- _Task brief_: Give the number of lines that hold the string "учитель". Nothing else is needed.

- _Available data_:
|---|

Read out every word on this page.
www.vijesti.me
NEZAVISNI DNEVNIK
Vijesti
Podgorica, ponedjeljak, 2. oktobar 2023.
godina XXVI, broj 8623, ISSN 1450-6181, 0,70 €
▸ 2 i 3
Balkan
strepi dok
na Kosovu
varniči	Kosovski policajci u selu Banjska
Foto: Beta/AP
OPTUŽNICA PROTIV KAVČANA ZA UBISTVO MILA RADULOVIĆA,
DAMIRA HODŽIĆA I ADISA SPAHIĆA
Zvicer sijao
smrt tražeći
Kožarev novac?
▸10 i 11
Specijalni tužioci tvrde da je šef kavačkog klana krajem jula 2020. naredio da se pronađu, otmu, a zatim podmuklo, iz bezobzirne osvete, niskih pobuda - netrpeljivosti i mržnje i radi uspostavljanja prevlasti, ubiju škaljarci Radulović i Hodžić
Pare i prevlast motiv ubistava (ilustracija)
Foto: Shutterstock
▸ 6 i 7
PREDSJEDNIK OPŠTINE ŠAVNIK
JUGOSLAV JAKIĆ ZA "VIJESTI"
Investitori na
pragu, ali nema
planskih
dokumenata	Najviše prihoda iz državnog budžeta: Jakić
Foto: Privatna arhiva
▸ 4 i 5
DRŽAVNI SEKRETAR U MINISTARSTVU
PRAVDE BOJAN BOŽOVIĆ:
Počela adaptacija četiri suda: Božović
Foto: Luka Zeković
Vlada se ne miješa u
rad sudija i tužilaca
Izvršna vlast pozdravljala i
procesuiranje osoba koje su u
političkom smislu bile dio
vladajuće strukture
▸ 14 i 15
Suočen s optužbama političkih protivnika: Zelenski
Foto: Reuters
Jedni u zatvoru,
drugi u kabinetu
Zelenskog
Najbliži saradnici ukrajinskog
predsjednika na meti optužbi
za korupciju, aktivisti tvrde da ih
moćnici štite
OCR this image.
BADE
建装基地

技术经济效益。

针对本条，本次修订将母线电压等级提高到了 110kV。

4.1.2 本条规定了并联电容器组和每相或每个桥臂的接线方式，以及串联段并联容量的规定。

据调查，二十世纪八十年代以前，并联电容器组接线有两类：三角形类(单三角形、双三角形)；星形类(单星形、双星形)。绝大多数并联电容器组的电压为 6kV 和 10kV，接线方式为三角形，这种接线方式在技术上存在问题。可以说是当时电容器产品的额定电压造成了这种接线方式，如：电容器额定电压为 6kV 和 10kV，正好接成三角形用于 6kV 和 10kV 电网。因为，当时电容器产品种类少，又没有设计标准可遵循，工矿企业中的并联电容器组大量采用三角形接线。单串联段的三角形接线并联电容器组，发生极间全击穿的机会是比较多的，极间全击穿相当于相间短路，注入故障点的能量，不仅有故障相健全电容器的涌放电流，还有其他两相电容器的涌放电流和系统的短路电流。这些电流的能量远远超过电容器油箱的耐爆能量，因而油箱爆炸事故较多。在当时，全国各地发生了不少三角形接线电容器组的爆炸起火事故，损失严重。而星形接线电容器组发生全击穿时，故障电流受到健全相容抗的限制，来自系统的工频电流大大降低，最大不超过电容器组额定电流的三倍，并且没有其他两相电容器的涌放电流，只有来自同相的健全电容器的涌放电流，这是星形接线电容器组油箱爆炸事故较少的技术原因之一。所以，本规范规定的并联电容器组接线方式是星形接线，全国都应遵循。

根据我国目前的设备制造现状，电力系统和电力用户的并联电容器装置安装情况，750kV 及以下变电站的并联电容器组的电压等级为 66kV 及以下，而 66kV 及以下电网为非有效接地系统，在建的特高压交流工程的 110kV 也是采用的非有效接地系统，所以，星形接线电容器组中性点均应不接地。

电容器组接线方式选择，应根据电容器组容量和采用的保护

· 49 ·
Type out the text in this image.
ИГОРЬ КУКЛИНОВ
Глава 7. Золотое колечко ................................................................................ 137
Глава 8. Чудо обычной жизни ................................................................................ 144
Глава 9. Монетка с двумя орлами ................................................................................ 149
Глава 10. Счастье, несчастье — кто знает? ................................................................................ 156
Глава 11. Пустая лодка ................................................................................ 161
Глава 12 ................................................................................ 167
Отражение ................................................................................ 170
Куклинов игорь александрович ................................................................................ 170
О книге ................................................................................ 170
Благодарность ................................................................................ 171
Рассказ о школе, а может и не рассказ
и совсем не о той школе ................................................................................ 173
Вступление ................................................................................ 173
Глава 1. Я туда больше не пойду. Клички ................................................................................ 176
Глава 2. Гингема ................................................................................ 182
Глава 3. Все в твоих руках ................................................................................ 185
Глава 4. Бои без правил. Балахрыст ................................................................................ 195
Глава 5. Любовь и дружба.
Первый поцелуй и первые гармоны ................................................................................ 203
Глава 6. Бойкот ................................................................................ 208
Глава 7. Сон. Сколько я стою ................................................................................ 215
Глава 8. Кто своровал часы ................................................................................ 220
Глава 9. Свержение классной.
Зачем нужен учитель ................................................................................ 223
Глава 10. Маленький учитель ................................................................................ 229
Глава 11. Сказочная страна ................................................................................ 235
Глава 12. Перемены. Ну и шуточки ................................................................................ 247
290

|---|

- _Final result_: 2